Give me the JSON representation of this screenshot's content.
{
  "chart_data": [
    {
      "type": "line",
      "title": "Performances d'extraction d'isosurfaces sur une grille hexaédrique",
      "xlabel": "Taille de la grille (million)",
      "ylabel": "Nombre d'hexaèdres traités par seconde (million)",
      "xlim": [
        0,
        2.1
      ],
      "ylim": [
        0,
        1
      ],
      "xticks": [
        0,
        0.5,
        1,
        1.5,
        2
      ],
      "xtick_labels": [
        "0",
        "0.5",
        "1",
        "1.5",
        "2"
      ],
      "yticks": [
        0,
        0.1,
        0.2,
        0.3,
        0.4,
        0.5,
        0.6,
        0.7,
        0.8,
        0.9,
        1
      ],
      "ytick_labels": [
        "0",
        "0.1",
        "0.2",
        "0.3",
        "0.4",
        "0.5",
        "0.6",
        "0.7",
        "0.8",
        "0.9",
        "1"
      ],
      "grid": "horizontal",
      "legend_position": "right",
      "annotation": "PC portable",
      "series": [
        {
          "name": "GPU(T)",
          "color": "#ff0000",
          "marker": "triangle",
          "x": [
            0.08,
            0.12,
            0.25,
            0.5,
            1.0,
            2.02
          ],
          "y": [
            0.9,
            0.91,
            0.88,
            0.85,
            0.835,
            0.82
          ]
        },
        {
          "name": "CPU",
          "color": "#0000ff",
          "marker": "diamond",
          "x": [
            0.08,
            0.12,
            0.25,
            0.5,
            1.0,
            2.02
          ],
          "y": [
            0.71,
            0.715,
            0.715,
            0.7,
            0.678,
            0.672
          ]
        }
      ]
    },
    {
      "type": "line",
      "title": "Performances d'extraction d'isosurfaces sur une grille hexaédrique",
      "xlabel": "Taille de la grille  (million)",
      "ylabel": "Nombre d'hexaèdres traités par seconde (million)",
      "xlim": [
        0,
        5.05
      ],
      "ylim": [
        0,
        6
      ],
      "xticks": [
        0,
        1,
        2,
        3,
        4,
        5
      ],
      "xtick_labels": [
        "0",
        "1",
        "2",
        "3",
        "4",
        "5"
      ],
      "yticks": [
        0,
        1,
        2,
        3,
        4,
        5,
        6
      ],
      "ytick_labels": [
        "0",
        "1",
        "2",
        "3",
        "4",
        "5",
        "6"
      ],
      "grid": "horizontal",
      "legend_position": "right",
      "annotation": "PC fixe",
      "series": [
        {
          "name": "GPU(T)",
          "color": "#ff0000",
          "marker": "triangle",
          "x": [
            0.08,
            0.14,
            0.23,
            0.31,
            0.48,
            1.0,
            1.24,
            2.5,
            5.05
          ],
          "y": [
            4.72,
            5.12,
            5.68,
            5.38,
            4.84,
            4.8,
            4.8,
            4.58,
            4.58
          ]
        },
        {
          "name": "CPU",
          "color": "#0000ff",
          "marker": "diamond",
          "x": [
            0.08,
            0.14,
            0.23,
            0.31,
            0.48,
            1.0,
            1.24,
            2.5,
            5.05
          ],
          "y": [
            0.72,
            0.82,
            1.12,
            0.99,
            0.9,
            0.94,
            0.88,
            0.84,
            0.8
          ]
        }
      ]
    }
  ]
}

Requirements –
Identify the lines of the data that contain the word "Taille". Copy each of them.

Answer for this exercise –
      "xlabel": "Taille de la grille (million)",
      "xlabel": "Taille de la grille  (million)",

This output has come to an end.